* _抜粋_:
..............................

若人たちの焦燥~J2第15節 ファジアーノ岡山 VS Vファーレン長崎~

スタメン

 両チームのスタメンはこちら。

画像1

前からの守備は機能していた岡山

 開幕当初の監督であった吉田孝行氏が解任され、2試合前の北九州戦から長崎の指揮を執っているのは、日本サッカー界屈指のゾーンディフェンスマイスターである松田浩氏。「人を中心にした」マンツーマンディフェンスではなく、全体のブロックをひとまとまりにして「ボールを中心にした」守備というのが松田監督の言うところのゾーンディフェンス。北九州戦、そして前節の千葉戦を見たところ、2試合にしてゾーンディフェンスにおけるディシプリン(⇒チームとして守らなければならない規律)はかなりチームに叩き込まれている印象を受けた。攻撃の作り、そして得点するというところに難のある現在の岡山がどうやってこの守備から得点の機会を見出だすのか、この試合の最大のポイントはそこになるのだが、その前に主に前半の長崎のボール保持攻撃に対する岡山の振る舞いについて見ていきたい。

 ボールを持ったときの長崎は、基本的にオリジナルフォーメーションとなる4-4-2をあまり動かしてきていなかった。CHのカイオセザールと加藤が最終ラインに列を下りる動きはほとんど見られず、最終ラインの4枚で横にボールを動かしつつ、SBの米田や毎熊からのダウンザラインの縦パス、またはCBの江川や新里から前線の都倉やエジガルジュニオを狙ったロングボールというのが主なボールの前進手段となっていた。昨季の手倉森氏の体制や開幕当初の吉田氏の体制ではCHが積極的に列を下りる動きを起こしてボールを引き取り、そこから前進させようとしていたのだが、松田監督のチームではそういったのはあまり求められていないようである。それよりはミドルゾーンでのセカンドボールの回収だったり、機を見て高い位置に飛び出したりするタスクを求められている感じであった。

 このように長崎のビルドアップが中央(⇒CHの比重が高い)を経由することをあまり優先しておらず、外→外のボールの動きが中心だったこと(⇒プレス耐性の非常に高いカイオセザールがボール保持時にあまり顔を出して来なかったこと)を差し引いても、試合開始から立ち上がりの20分の岡山の第一ラインからの守備、プレッシャーのかけ方と連動は非常にアグレッシブで良かったと思う。積極的に行ったことだけが良かったのではなく、高い位置からプレッシャーを仕掛けてきちんとボールを回収できていたことが良かった。

..............................

* _問題_:
• 1. 岡山対長崎の試合分析によると、2試合前の北九州戦から長崎の指揮を執っているのは誰か。
• 2. 岡山対長崎の試合分析の続きを、最後の文の後から書くこと。

* _提供データ_:
..............................

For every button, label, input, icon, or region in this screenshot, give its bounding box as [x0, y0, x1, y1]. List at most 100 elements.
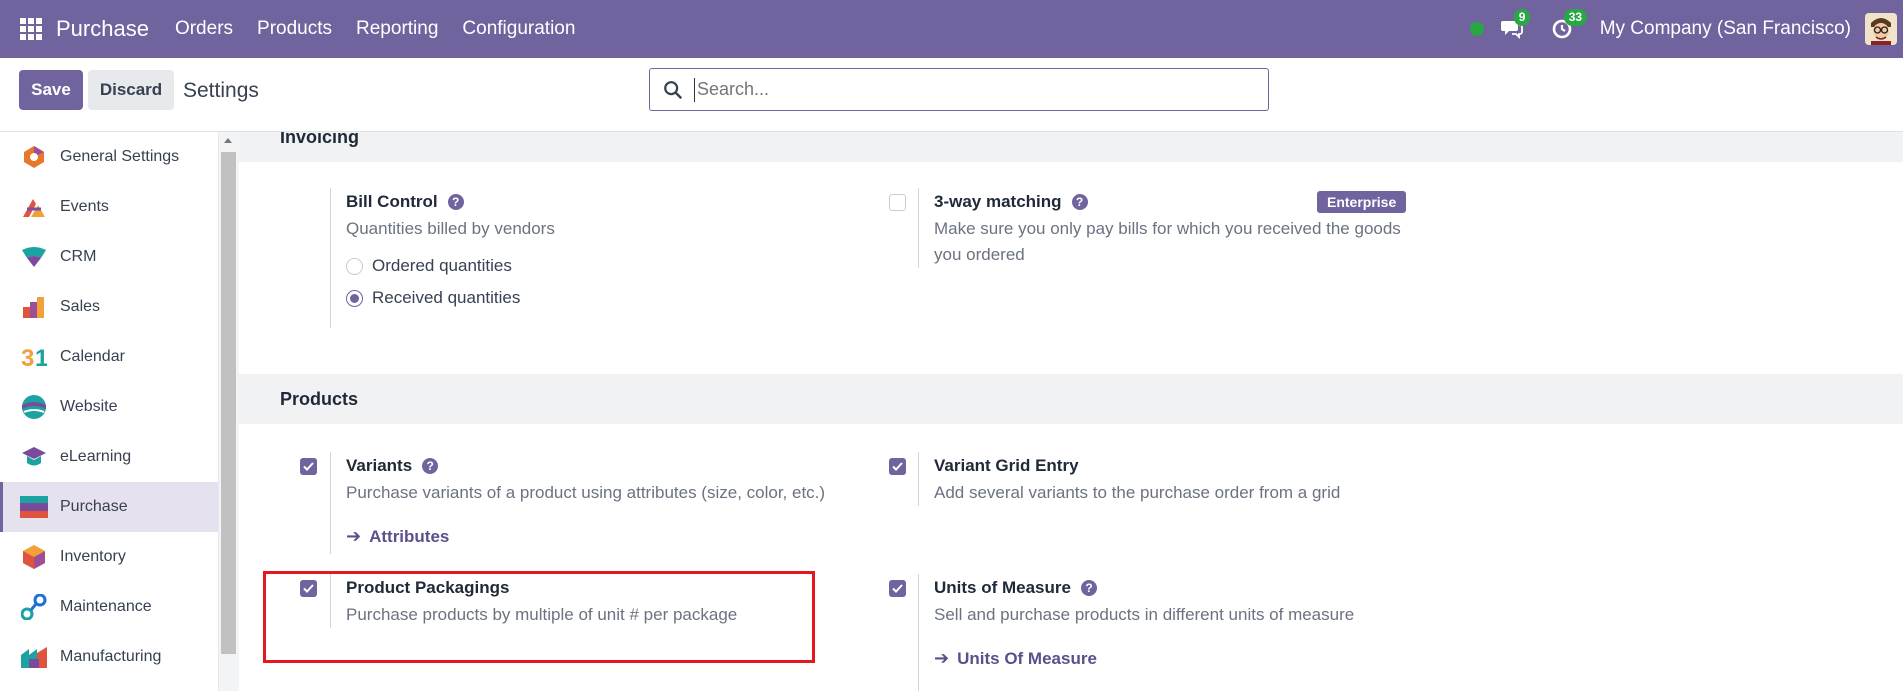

..............................

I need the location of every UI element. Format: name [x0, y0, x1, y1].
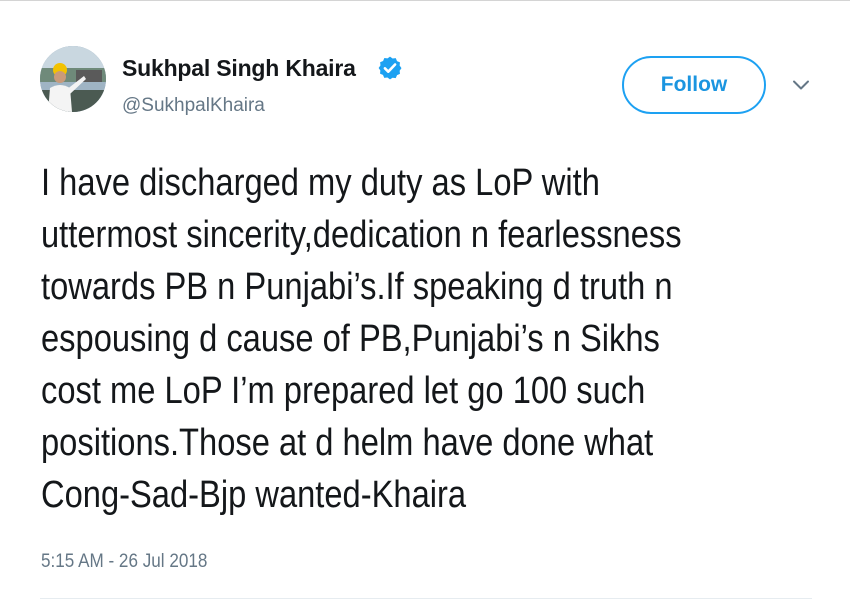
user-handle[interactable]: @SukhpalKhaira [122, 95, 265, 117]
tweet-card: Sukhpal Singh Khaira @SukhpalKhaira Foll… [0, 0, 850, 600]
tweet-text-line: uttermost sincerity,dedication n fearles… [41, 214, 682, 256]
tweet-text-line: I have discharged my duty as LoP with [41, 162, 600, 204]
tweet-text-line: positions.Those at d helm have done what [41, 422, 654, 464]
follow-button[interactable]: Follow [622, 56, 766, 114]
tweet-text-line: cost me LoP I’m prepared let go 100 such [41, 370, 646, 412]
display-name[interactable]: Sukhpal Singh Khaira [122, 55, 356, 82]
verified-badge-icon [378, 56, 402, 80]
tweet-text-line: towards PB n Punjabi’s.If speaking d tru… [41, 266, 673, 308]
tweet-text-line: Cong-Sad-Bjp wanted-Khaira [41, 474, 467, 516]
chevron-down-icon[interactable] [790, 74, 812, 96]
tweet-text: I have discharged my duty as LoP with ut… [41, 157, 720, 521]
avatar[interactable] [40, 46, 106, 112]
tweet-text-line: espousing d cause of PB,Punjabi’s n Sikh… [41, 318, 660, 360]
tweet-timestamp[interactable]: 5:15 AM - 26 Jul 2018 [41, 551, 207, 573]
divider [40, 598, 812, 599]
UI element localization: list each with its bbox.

..............................

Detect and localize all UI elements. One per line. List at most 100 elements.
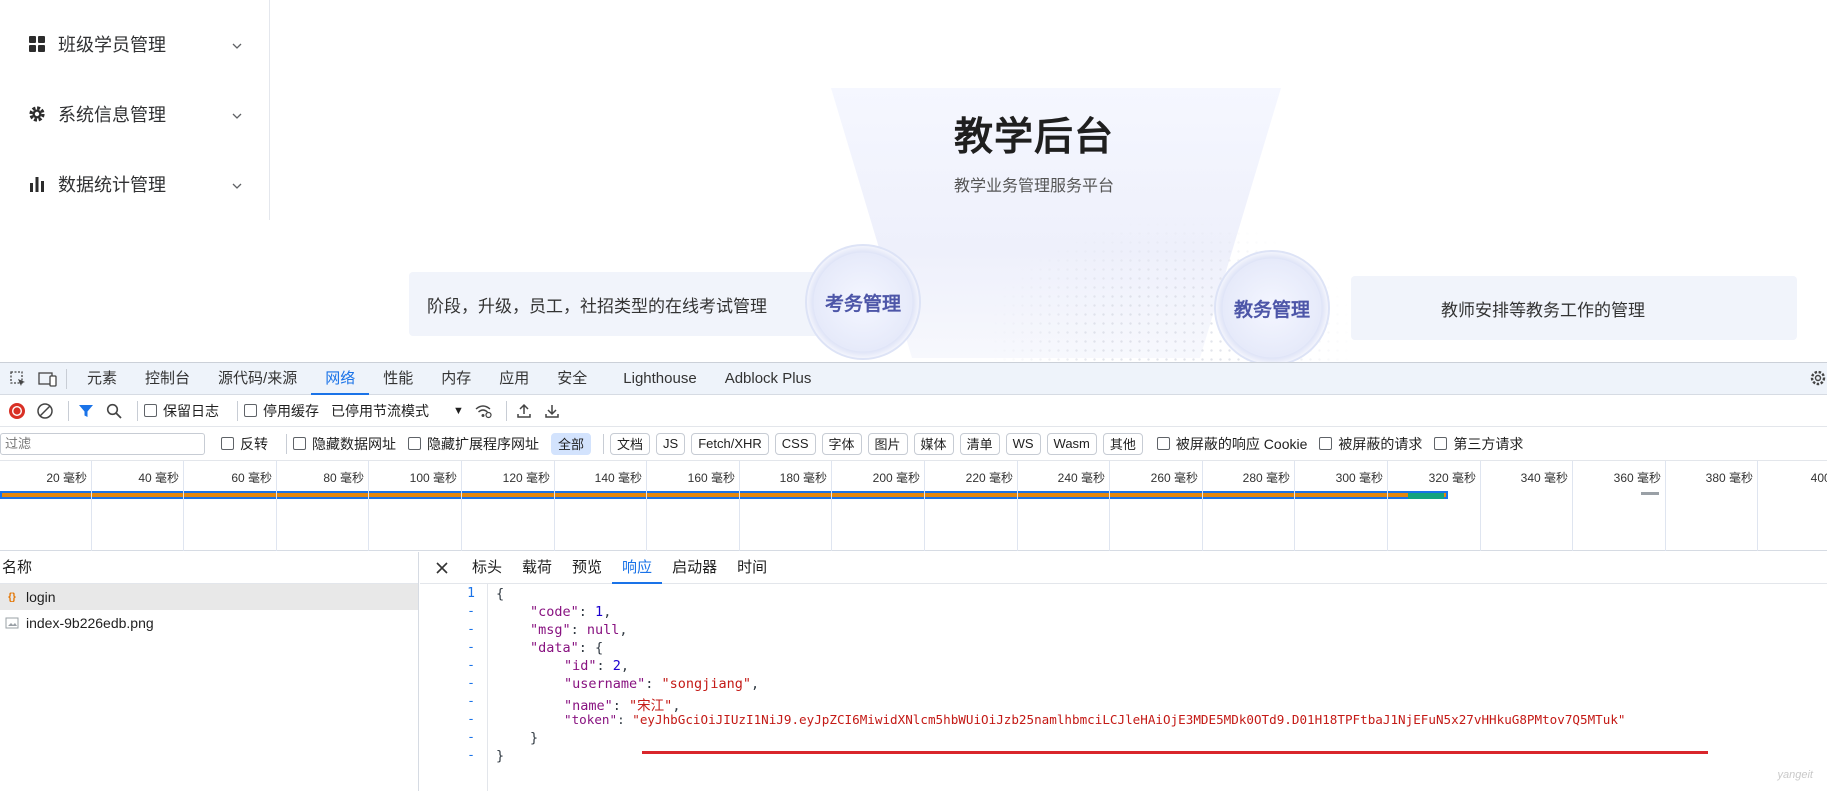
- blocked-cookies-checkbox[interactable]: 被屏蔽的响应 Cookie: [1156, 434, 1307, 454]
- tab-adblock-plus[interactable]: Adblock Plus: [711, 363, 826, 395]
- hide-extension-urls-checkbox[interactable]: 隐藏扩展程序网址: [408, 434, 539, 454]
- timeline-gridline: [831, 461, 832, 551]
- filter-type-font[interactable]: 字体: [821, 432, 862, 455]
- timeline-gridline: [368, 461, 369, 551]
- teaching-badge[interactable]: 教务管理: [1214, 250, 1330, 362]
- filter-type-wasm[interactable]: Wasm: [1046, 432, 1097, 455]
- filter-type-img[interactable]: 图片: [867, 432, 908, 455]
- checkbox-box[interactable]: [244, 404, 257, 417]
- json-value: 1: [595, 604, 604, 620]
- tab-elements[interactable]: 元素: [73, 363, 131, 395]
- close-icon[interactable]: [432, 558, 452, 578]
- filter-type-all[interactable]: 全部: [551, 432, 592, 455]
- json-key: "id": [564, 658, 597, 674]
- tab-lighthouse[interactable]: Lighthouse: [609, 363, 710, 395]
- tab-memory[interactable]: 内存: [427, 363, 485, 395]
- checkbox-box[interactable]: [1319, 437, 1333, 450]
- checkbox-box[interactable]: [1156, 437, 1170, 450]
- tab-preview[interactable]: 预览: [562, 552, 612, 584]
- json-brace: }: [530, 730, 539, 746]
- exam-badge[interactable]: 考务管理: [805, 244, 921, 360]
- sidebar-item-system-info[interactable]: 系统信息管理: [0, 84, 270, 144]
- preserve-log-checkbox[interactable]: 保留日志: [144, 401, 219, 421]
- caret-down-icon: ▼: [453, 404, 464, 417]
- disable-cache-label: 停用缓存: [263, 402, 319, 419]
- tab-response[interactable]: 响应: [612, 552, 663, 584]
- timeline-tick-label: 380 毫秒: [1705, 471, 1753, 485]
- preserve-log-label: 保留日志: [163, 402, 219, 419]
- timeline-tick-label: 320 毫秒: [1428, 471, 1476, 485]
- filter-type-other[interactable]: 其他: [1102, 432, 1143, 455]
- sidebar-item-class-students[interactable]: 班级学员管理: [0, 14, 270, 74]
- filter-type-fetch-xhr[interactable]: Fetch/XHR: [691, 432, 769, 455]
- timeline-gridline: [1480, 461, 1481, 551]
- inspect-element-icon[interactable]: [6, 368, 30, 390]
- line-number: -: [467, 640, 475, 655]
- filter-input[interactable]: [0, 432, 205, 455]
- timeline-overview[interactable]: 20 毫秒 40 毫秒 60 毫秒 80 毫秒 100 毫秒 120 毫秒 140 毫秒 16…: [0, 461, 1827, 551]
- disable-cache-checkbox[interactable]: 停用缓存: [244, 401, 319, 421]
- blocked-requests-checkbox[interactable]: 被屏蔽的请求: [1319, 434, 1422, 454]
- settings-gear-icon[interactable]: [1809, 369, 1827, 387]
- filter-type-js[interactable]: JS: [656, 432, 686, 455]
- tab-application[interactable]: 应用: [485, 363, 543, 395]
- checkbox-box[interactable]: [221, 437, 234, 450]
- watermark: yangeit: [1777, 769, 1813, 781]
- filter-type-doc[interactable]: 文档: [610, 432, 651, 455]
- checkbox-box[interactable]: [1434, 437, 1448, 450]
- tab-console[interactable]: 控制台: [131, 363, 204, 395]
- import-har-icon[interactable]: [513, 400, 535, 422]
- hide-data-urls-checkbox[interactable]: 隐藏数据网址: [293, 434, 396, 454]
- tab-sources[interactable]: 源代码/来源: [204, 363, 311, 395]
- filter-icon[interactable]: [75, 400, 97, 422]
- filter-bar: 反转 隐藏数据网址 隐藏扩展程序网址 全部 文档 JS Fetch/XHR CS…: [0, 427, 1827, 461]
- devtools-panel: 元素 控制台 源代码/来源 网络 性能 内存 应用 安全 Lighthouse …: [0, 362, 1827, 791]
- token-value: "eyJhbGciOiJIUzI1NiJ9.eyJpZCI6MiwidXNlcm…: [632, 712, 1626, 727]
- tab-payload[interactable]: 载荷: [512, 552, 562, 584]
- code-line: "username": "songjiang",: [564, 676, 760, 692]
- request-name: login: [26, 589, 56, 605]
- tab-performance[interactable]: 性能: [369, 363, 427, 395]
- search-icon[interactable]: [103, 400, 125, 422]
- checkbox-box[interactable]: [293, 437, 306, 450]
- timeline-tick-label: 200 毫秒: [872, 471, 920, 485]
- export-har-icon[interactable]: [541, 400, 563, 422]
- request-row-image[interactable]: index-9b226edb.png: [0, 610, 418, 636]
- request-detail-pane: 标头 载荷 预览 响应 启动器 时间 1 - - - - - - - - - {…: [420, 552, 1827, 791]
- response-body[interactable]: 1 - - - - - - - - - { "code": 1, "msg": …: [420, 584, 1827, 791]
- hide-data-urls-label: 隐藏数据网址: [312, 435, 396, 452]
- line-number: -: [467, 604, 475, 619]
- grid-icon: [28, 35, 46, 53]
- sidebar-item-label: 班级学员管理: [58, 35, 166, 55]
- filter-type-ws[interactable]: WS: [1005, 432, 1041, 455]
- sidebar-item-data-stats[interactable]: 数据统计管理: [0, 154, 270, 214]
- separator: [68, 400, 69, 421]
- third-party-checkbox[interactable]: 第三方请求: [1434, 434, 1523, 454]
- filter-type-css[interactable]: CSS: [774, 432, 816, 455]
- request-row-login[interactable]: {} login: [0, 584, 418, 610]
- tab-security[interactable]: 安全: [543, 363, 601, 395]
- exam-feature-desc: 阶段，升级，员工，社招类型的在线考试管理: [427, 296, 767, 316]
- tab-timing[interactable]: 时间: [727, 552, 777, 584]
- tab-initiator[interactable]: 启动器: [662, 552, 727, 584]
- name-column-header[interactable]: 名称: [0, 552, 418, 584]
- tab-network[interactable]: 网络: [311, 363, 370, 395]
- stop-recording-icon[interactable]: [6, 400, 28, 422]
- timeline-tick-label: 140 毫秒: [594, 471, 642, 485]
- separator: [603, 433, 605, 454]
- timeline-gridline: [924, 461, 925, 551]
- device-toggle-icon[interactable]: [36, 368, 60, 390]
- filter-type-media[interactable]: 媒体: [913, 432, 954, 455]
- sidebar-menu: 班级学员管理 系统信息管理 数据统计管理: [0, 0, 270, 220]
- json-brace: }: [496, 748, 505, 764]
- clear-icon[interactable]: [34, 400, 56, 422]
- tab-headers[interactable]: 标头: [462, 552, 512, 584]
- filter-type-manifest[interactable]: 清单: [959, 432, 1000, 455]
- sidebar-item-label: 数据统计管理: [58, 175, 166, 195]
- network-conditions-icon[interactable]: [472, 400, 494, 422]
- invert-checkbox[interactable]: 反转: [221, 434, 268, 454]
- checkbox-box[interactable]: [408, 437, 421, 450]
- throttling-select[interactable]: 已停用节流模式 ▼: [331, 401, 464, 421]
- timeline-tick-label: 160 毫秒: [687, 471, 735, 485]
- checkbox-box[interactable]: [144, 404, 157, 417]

..............................

* _解答_:
• 1. 松田浩氏である。

• 2.
 後方でボールを持つ長崎のCBに対して、岡山は第一ラインの山本と川本がいつも通り段差を付けて(⇒自分の背後にポジショニングしている相手のCHをチェックするため。横並びで行くと外されたときにボールを前に付けられるリスクが非常に高い)、相手ボールホルダーをサイドに向かせるようにプレッシャーに向かう。狙い通りにサイド(⇒SBにボールが渡ることが多い)にボールが出れば、ボールサイドのSH(上門か木村)が最初のプレッシャーに連動する形でスライドする。ここまで行けば後はボールサイドのSB(河野か徳元)の縦スライド、CH(白井と疋田)の横スライドで長崎の近場を抑えてパスミスを誘う形や、縦に蹴らせて最終ラインで回収する形に繋げることができる。岡山としてはやや懸念された岡山のCB(井上と阿部)と長崎の前線とのマッチアップであったが、特に高い位置からのプレッシャーがかかって前向きに守ることができているときには簡単に裏返されるということもほとんどなく守ることができていた。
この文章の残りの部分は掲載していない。